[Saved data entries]
━━━━━━━━

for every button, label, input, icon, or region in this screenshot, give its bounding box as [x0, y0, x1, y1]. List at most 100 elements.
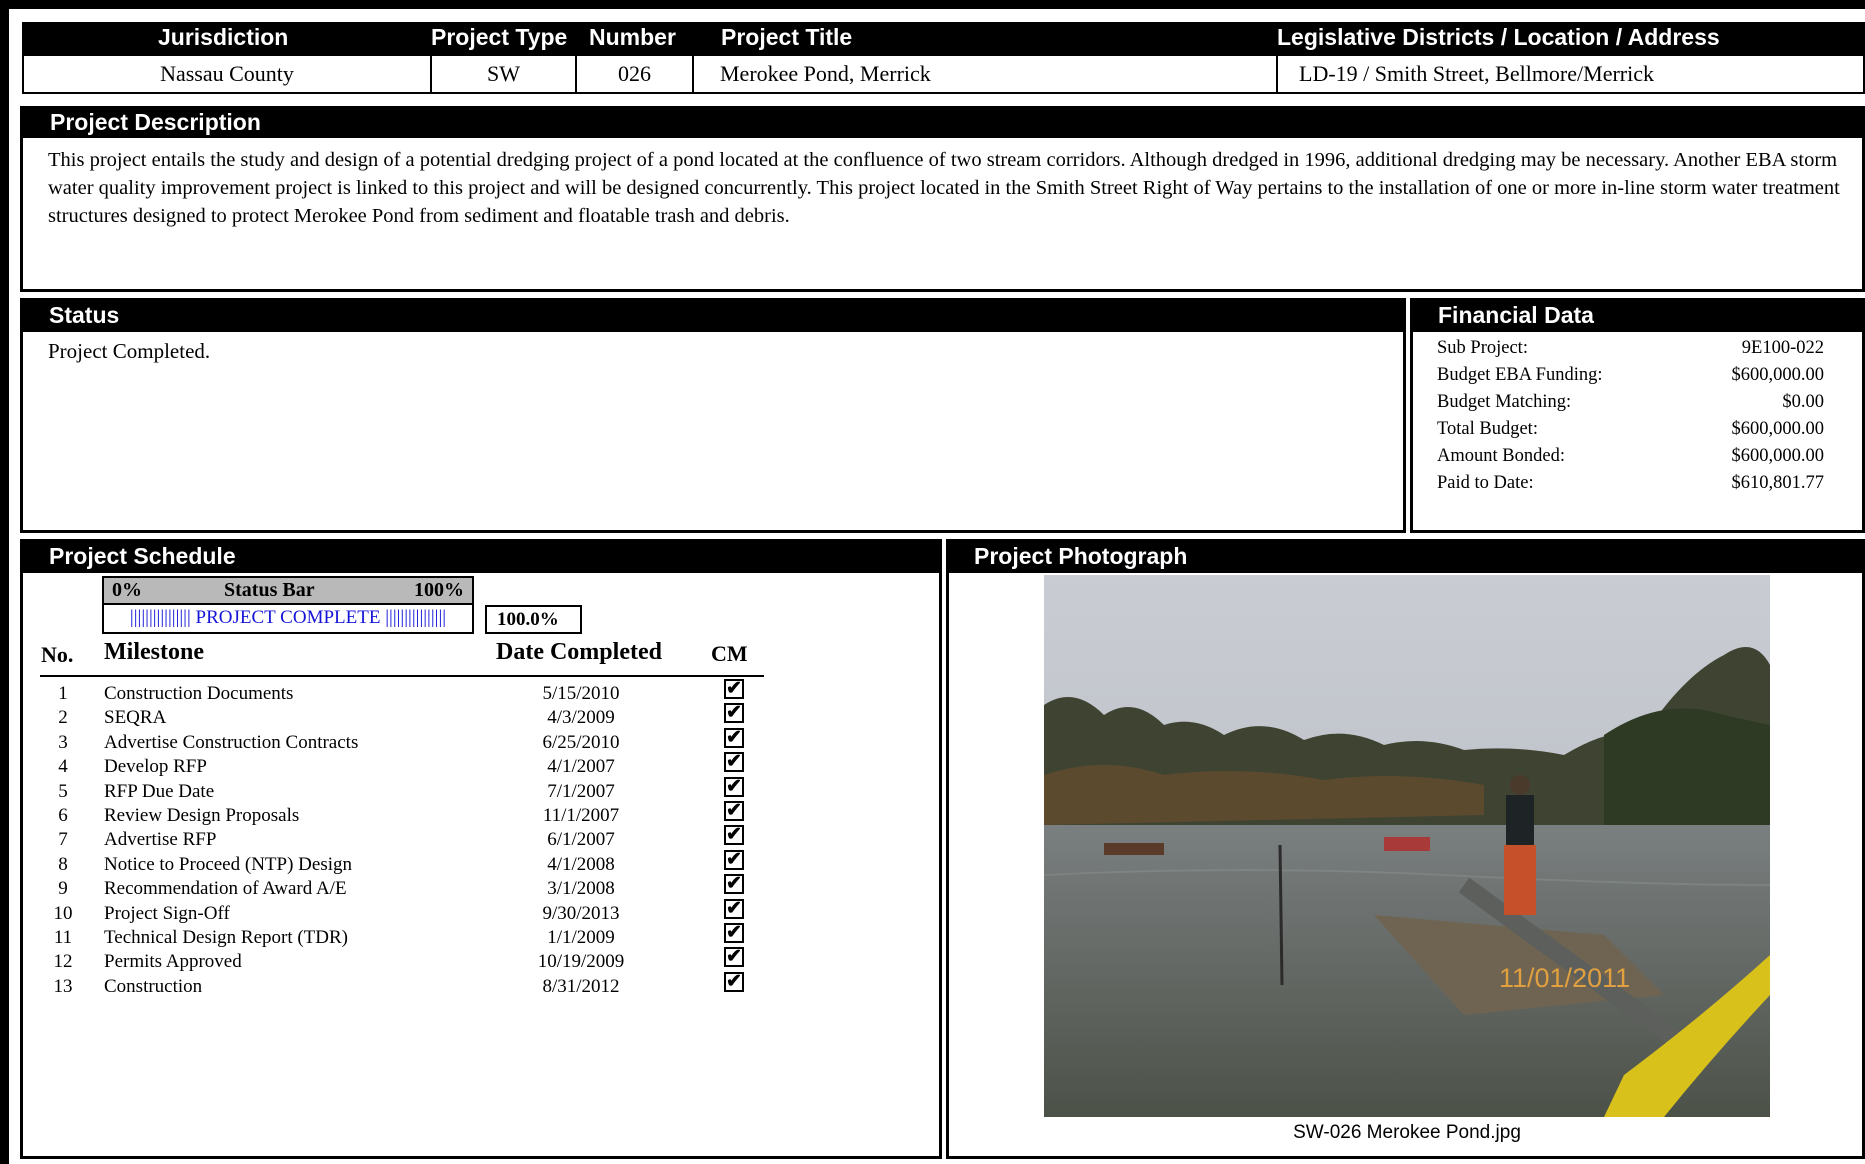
milestone-name: Review Design Proposals — [104, 805, 300, 826]
milestone-number: 9 — [58, 878, 68, 900]
milestone-number: 7 — [58, 829, 68, 851]
jurisdiction-label: Jurisdiction — [158, 24, 289, 50]
project-title-value: Merokee Pond, Merrick — [692, 56, 1276, 92]
jurisdiction-value: Nassau County — [160, 61, 294, 86]
status-text: Project Completed. — [48, 339, 211, 363]
completed-checkbox[interactable]: ✔ — [724, 923, 744, 943]
location-value: LD-19 / Smith Street, Bellmore/Merrick — [1276, 56, 1865, 92]
description-text: This project entails the study and desig… — [48, 149, 1840, 227]
completed-checkbox[interactable]: ✔ — [724, 727, 744, 748]
percent-complete: 100.0% — [485, 605, 582, 634]
completed-checkbox[interactable]: ✔ — [724, 849, 744, 870]
milestone-date: 10/19/2009 — [537, 951, 625, 973]
milestone-number: 6 — [58, 805, 68, 826]
project-type-label: Project Type — [431, 24, 568, 50]
status-title: Status — [49, 302, 120, 328]
milestone-header-rule — [40, 675, 764, 677]
schedule-header: Project Schedule — [22, 541, 940, 573]
milestone-date: 7/1/2007 — [547, 780, 615, 802]
financial-row-label: Total Budget: — [1437, 419, 1538, 439]
completed-checkbox[interactable]: ✔ — [724, 898, 744, 919]
financial-row-label: Paid to Date: — [1437, 473, 1534, 493]
completed-checkbox[interactable]: ✔ — [724, 947, 744, 968]
completed-checkbox[interactable]: ✔ — [724, 825, 744, 846]
milestone-number: 10 — [53, 902, 73, 924]
project-header-values: Nassau County SW 026 Merokee Pond, Merri… — [22, 56, 1865, 94]
milestone-number: 11 — [53, 927, 73, 948]
milestone-number: 12 — [53, 951, 73, 973]
financial-row: Budget Matching: $0.00 — [1437, 392, 1824, 422]
status-bar-header: 0% Status Bar 100% — [102, 576, 474, 605]
status-bar-min: 0% — [112, 579, 142, 601]
financial-title: Financial Data — [1438, 302, 1594, 328]
milestone-number: 4 — [58, 756, 68, 778]
milestone-date: 6/1/2007 — [547, 829, 615, 851]
completed-checkbox[interactable]: ✔ — [724, 971, 744, 992]
milestone-name: Notice to Proceed (NTP) Design — [104, 853, 352, 875]
financial-row-label: Amount Bonded: — [1437, 446, 1565, 466]
completed-checkbox[interactable]: ✔ — [724, 801, 744, 821]
milestone-date: 3/1/2008 — [547, 878, 615, 900]
financial-row: Paid to Date: $610,801.77 — [1437, 473, 1824, 503]
completed-checkbox[interactable]: ✔ — [724, 776, 744, 797]
col-milestone-header: Milestone — [104, 639, 204, 665]
status-bar-text: |||||||||||||||| PROJECT COMPLETE ||||||… — [129, 607, 447, 628]
milestone-date: 8/31/2012 — [542, 975, 620, 997]
milestone-name: Construction — [104, 975, 203, 997]
milestone-date: 4/1/2007 — [547, 756, 615, 778]
financial-row-value: $610,801.77 — [1731, 473, 1825, 493]
milestone-number: 5 — [58, 780, 68, 802]
location-label: Legislative Districts / Location / Addre… — [1277, 24, 1720, 50]
financial-row-label: Budget Matching: — [1437, 392, 1572, 412]
schedule-title: Project Schedule — [49, 543, 236, 569]
milestone-date: 4/3/2009 — [547, 707, 615, 729]
milestone-date: 5/15/2010 — [542, 683, 620, 704]
financial-row-value: $600,000.00 — [1731, 419, 1825, 439]
milestone-name: Advertise RFP — [104, 829, 217, 851]
project-header-bar: Jurisdiction Project Type Number Project… — [22, 22, 1865, 56]
milestone-name: Permits Approved — [104, 951, 242, 973]
financial-row: Budget EBA Funding: $600,000.00 — [1437, 365, 1824, 395]
milestone-number: 13 — [53, 975, 73, 997]
photo-header: Project Photograph — [948, 541, 1865, 573]
financial-row-value: 9E100-022 — [1741, 338, 1824, 358]
financial-row-label: Sub Project: — [1437, 338, 1528, 358]
financial-row: Amount Bonded: $600,000.00 — [1437, 446, 1824, 476]
financial-row-value: $0.00 — [1782, 392, 1824, 412]
status-bar-progress: |||||||||||||||| PROJECT COMPLETE ||||||… — [102, 605, 474, 634]
financial-row-value: $600,000.00 — [1731, 365, 1825, 385]
description-title: Project Description — [50, 109, 261, 135]
financial-header: Financial Data — [1412, 300, 1865, 332]
status-header: Status — [22, 300, 1404, 332]
financial-row-label: Budget EBA Funding: — [1437, 365, 1603, 385]
col-cm-header: CM — [711, 641, 748, 666]
photo-timestamp: 11/01/2011 — [1499, 963, 1630, 993]
milestone-name: RFP Due Date — [104, 780, 215, 802]
project-type-value: SW — [430, 56, 575, 92]
completed-checkbox[interactable]: ✔ — [724, 874, 744, 895]
financial-row: Sub Project: 9E100-022 — [1437, 338, 1824, 368]
photo-title: Project Photograph — [974, 543, 1188, 569]
completed-checkbox[interactable]: ✔ — [724, 752, 744, 773]
milestone-number: 2 — [58, 707, 68, 729]
milestone-name: Recommendation of Award A/E — [104, 878, 347, 900]
milestone-name: Develop RFP — [104, 756, 207, 778]
milestone-name: SEQRA — [104, 707, 167, 729]
milestone-date: 11/1/2007 — [542, 805, 620, 826]
milestone-date: 1/1/2009 — [547, 927, 615, 948]
milestone-name: Technical Design Report (TDR) — [104, 927, 349, 948]
milestone-date: 4/1/2008 — [547, 853, 615, 875]
milestone-date: 9/30/2013 — [542, 902, 620, 924]
completed-checkbox[interactable]: ✔ — [724, 679, 744, 699]
financial-row-value: $600,000.00 — [1731, 446, 1825, 466]
completed-checkbox[interactable]: ✔ — [724, 703, 744, 724]
project-photograph: 11/01/2011 — [1044, 575, 1770, 1117]
photo-caption: SW-026 Merokee Pond.jpg — [1293, 1122, 1521, 1143]
milestone-name: Advertise Construction Contracts — [104, 731, 359, 753]
status-bar-max: 100% — [414, 579, 464, 601]
status-panel — [20, 298, 1406, 533]
financial-row: Total Budget: $600,000.00 — [1437, 419, 1824, 449]
milestone-number: 8 — [58, 853, 68, 875]
col-date-header: Date Completed — [496, 639, 662, 665]
status-bar-title: Status Bar — [224, 579, 315, 601]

━━━━━━━━

[WHAT NEEDS TO BE DONE] Copy all of the entries above word for word, leaving out the pictures.

[SOLVED PROBLEM]
for every button, label, input, icon, or region in this screenshot, give its bounding box as [x0, y0, x1, y1]. List at most 100 elements.
milestone-name: Review Design Proposals — [104, 805, 300, 826]
milestone-number: 9 — [58, 878, 68, 900]
milestone-number: 7 — [58, 829, 68, 851]
jurisdiction-label: Jurisdiction — [158, 24, 289, 50]
project-title-value: Merokee Pond, Merrick — [692, 56, 1276, 92]
jurisdiction-value: Nassau County — [160, 61, 294, 86]
status-text: Project Completed. — [48, 339, 211, 363]
completed-checkbox[interactable]: ✔ — [724, 923, 744, 943]
location-value: LD-19 / Smith Street, Bellmore/Merrick — [1276, 56, 1865, 92]
description-text: This project entails the study and desig… — [48, 149, 1840, 227]
completed-checkbox[interactable]: ✔ — [724, 727, 744, 748]
percent-complete: 100.0% — [485, 605, 582, 634]
completed-checkbox[interactable]: ✔ — [724, 849, 744, 870]
milestone-date: 10/19/2009 — [537, 951, 625, 973]
milestone-number: 6 — [58, 805, 68, 826]
project-type-label: Project Type — [431, 24, 568, 50]
status-title: Status — [49, 302, 120, 328]
milestone-header-rule — [40, 675, 764, 677]
schedule-header: Project Schedule — [22, 541, 940, 573]
milestone-date: 7/1/2007 — [547, 780, 615, 802]
financial-row-label: Total Budget: — [1437, 419, 1538, 439]
completed-checkbox[interactable]: ✔ — [724, 898, 744, 919]
financial-row-label: Paid to Date: — [1437, 473, 1534, 493]
completed-checkbox[interactable]: ✔ — [724, 947, 744, 968]
completed-checkbox[interactable]: ✔ — [724, 825, 744, 846]
milestone-number: 10 — [53, 902, 73, 924]
project-header-values: Nassau County SW 026 Merokee Pond, Merri… — [22, 56, 1865, 94]
milestone-number: 11 — [53, 927, 73, 948]
milestone-number: 12 — [53, 951, 73, 973]
financial-row: Budget Matching: $0.00 — [1437, 392, 1824, 422]
status-bar-header: 0% Status Bar 100% — [102, 576, 474, 605]
status-bar-min: 0% — [112, 579, 142, 601]
financial-title: Financial Data — [1438, 302, 1594, 328]
milestone-number: 4 — [58, 756, 68, 778]
milestone-date: 6/1/2007 — [547, 829, 615, 851]
completed-checkbox[interactable]: ✔ — [724, 971, 744, 992]
milestone-name: Notice to Proceed (NTP) Design — [104, 853, 352, 875]
financial-row-label: Amount Bonded: — [1437, 446, 1565, 466]
completed-checkbox[interactable]: ✔ — [724, 801, 744, 821]
milestone-date: 3/1/2008 — [547, 878, 615, 900]
financial-row: Paid to Date: $610,801.77 — [1437, 473, 1824, 503]
completed-checkbox[interactable]: ✔ — [724, 776, 744, 797]
col-milestone-header: Milestone — [104, 639, 204, 665]
status-bar-text: |||||||||||||||| PROJECT COMPLETE ||||||… — [129, 607, 447, 628]
milestone-date: 8/31/2012 — [542, 975, 620, 997]
milestone-name: Construction — [104, 975, 203, 997]
milestone-date: 4/1/2007 — [547, 756, 615, 778]
financial-row-value: $610,801.77 — [1731, 473, 1825, 493]
milestone-number: 5 — [58, 780, 68, 802]
location-label: Legislative Districts / Location / Addre… — [1277, 24, 1720, 50]
financial-row-label: Budget Matching: — [1437, 392, 1572, 412]
schedule-title: Project Schedule — [49, 543, 236, 569]
milestone-date: 4/3/2009 — [547, 707, 615, 729]
milestone-date: 5/15/2010 — [542, 683, 620, 704]
financial-row-value: $600,000.00 — [1731, 419, 1825, 439]
milestone-name: Advertise RFP — [104, 829, 217, 851]
project-header-bar: Jurisdiction Project Type Number Project… — [22, 22, 1865, 56]
milestone-name: Permits Approved — [104, 951, 242, 973]
financial-row: Budget EBA Funding: $600,000.00 — [1437, 365, 1824, 395]
milestone-number: 13 — [53, 975, 73, 997]
photo-header: Project Photograph — [948, 541, 1865, 573]
financial-row-value: 9E100-022 — [1741, 338, 1824, 358]
financial-row-label: Sub Project: — [1437, 338, 1528, 358]
financial-row: Amount Bonded: $600,000.00 — [1437, 446, 1824, 476]
financial-row-value: $0.00 — [1782, 392, 1824, 412]
status-bar-progress: |||||||||||||||| PROJECT COMPLETE ||||||… — [102, 605, 474, 634]
financial-row-value: $600,000.00 — [1731, 365, 1825, 385]
description-title: Project Description — [50, 109, 261, 135]
financial-header: Financial Data — [1412, 300, 1865, 332]
status-header: Status — [22, 300, 1404, 332]
financial-row-label: Budget EBA Funding: — [1437, 365, 1603, 385]
col-cm-header: CM — [711, 641, 748, 666]
photo-timestamp: 11/01/2011 — [1499, 963, 1630, 993]
milestone-name: RFP Due Date — [104, 780, 215, 802]
project-type-value: SW — [430, 56, 575, 92]
completed-checkbox[interactable]: ✔ — [724, 874, 744, 895]
financial-row: Sub Project: 9E100-022 — [1437, 338, 1824, 368]
photo-title: Project Photograph — [974, 543, 1188, 569]
completed-checkbox[interactable]: ✔ — [724, 752, 744, 773]
milestone-number: 2 — [58, 707, 68, 729]
milestone-name: Recommendation of Award A/E — [104, 878, 347, 900]
milestone-name: Develop RFP — [104, 756, 207, 778]
milestone-name: SEQRA — [104, 707, 167, 729]
milestone-date: 11/1/2007 — [542, 805, 620, 826]
milestone-date: 1/1/2009 — [547, 927, 615, 948]
milestone-name: Technical Design Report (TDR) — [104, 927, 349, 948]
milestone-date: 4/1/2008 — [547, 853, 615, 875]
milestone-date: 9/30/2013 — [542, 902, 620, 924]
completed-checkbox[interactable]: ✔ — [724, 679, 744, 699]
financial-row-value: $600,000.00 — [1731, 446, 1825, 466]
completed-checkbox[interactable]: ✔ — [724, 703, 744, 724]
project-photograph: 11/01/2011 — [1044, 575, 1770, 1117]
photo-caption: SW-026 Merokee Pond.jpg — [1293, 1122, 1521, 1143]
milestone-name: Advertise Construction Contracts — [104, 731, 359, 753]
status-bar-max: 100% — [414, 579, 464, 601]
status-panel — [20, 298, 1406, 533]
financial-row: Total Budget: $600,000.00 — [1437, 419, 1824, 449]
milestone-number: 8 — [58, 853, 68, 875]
col-date-header: Date Completed — [496, 639, 662, 665]
status-bar-title: Status Bar — [224, 579, 315, 601]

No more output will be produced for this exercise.